**TRECHO**:

Alunos ansiosos, com medo das tarefas e ávidos para "vencer" a disputa pela melhor nota: esse é o contexto do ensino de matemática no Brasil, onde o desempenho no campo, há anos, mostra resultados preocupantes. Segundo o Sistema de Avaliação da Educação Básica (Saeb) de 2021, somente 5% dos estudantes do ensino médio da rede pública têm aprendizado considerado adequado em matemática.

Como resposta a esse cenário, o pesquisador Jack Dieckmann propõe uma mudança no ensino que começa por uma nova relação dos estudantes com a disciplina, segundo ele, vítima de um "modelo de educar em que, se você tem sucesso, é visto como inteligente, e se fracassa é porque não é das exatas".

Diretor do Centro de Estudos de Matemática da Universidade de Stanford (EUA), Dieckmann é um entusiasta das Mentalidades Matemáticas (MM), abordagem implementada há oito anos em cursos de diferentes estados brasileiros, com resultados bem satisfatórios. A iniciativa é desenvolvida pelo Instituto Sidarta, em parceria com o Itaú Social.

Na entrevista abaixo, ele aponta novos caminhos para a educação em matemática: mais lenta e visual, menos competitiva e, consequentemente, mais atrativa para os estudantes. "Nossa experiência mostra: quando damos aos alunos tarefas desafiadoras, com tempo para cumpri-las, eles fazem jus ao desafio".

A matemática, no Brasil, é vista como uma espécie de "vilão" da educação básica por ser bastante desafiadora. Essa é uma fama mundial? Se sim, a que se deve isso?

**O QUE FAZER**:
Reproduza a parte do trecho sobre o ensino de matemática que se inicia com as palavras "Na entrevista abaixo, ele" e se encerra com "se deve isso?".

**DADOS FORNECIDOS**:
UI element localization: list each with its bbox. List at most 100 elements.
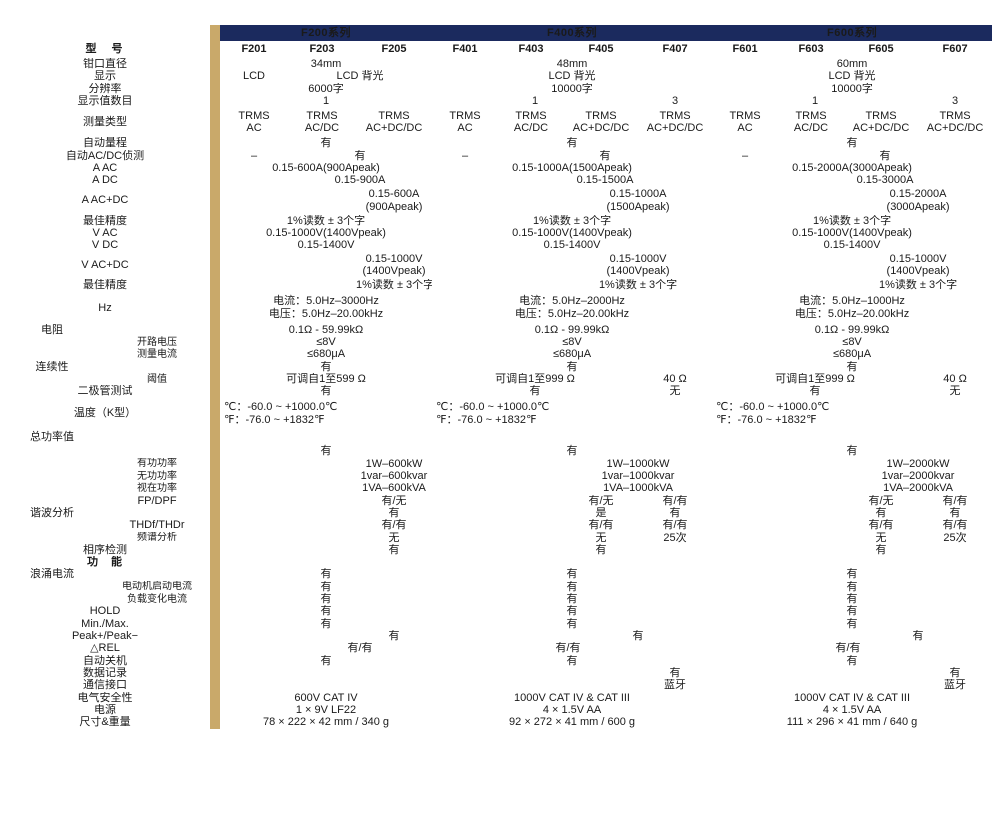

**RESULTADO DO EXERCÍCIO**:
Na entrevista abaixo, ele aponta novos caminhos para a educação em matemática: mais lenta e visual, menos competitiva e, consequentemente, mais atrativa para os estudantes. "Nossa experiência mostra: quando damos aos alunos tarefas desafiadoras, com tempo para cumpri-las, eles fazem jus ao desafio".

A matemática, no Brasil, é vista como uma espécie de "vilão" da educação básica por ser bastante desafiadora. Essa é uma fama mundial? Se sim, a que se deve isso?